┌─ Supplied data

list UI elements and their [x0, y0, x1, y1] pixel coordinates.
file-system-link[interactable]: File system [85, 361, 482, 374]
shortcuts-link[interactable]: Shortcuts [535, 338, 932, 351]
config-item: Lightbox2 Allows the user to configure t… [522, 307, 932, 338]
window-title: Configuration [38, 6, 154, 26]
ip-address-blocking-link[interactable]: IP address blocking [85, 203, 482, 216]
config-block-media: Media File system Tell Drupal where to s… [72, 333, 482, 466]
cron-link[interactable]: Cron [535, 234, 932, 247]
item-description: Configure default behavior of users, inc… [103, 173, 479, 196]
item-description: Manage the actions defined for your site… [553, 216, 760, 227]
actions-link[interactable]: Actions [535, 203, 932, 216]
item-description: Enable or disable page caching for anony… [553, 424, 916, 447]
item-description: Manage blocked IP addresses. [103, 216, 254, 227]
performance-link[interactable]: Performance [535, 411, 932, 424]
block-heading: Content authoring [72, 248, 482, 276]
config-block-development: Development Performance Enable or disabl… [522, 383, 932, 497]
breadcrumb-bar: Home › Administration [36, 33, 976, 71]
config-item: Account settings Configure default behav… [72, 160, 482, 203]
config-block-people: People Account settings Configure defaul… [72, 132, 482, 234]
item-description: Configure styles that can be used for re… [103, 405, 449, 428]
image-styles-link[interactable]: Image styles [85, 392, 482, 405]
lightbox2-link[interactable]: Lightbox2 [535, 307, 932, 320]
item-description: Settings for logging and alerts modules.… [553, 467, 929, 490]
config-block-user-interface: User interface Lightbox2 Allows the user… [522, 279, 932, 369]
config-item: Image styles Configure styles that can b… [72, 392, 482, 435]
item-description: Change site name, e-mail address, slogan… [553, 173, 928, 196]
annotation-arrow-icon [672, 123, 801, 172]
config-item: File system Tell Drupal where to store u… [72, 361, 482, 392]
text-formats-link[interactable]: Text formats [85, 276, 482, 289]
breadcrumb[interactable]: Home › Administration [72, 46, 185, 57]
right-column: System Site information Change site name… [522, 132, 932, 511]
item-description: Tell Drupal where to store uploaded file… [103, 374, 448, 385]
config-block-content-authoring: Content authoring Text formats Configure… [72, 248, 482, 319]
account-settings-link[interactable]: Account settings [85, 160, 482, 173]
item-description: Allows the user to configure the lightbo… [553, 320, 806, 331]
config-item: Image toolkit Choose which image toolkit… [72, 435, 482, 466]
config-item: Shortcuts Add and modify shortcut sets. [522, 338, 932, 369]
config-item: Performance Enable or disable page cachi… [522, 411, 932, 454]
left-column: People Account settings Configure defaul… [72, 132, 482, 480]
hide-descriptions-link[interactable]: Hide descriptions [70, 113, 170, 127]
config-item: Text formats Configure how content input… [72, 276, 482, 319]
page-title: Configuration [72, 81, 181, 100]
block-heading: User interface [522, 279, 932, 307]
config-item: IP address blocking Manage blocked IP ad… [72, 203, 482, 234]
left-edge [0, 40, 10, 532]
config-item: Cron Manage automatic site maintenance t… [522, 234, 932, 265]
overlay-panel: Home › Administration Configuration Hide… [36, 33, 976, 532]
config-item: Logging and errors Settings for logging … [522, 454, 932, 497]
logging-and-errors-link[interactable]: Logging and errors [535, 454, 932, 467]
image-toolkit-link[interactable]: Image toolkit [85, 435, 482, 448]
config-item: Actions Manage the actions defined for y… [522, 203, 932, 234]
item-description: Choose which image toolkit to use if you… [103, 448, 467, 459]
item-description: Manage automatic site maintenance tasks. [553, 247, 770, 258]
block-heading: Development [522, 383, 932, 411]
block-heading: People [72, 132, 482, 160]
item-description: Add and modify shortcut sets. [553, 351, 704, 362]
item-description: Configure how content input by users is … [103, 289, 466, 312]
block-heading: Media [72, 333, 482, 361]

└─

# What is asked:
Switch "Configuration" to "Administration" in the entries, beginning with the first entry and stopping after the line that contains "item-description: Enable or". Give only those lines back, with everything else unchanged.

# Reply to the task:
list UI elements and their [x0, y0, x1, y1] pixel coordinates.
file-system-link[interactable]: File system [85, 361, 482, 374]
shortcuts-link[interactable]: Shortcuts [535, 338, 932, 351]
config-item: Lightbox2 Allows the user to configure t… [522, 307, 932, 338]
window-title: Administration [38, 6, 154, 26]
ip-address-blocking-link[interactable]: IP address blocking [85, 203, 482, 216]
config-block-media: Media File system Tell Drupal where to s… [72, 333, 482, 466]
cron-link[interactable]: Cron [535, 234, 932, 247]
item-description: Configure default behavior of users, inc… [103, 173, 479, 196]
item-description: Manage the actions defined for your site… [553, 216, 760, 227]
actions-link[interactable]: Actions [535, 203, 932, 216]
item-description: Enable or disable page caching for anony… [553, 424, 916, 447]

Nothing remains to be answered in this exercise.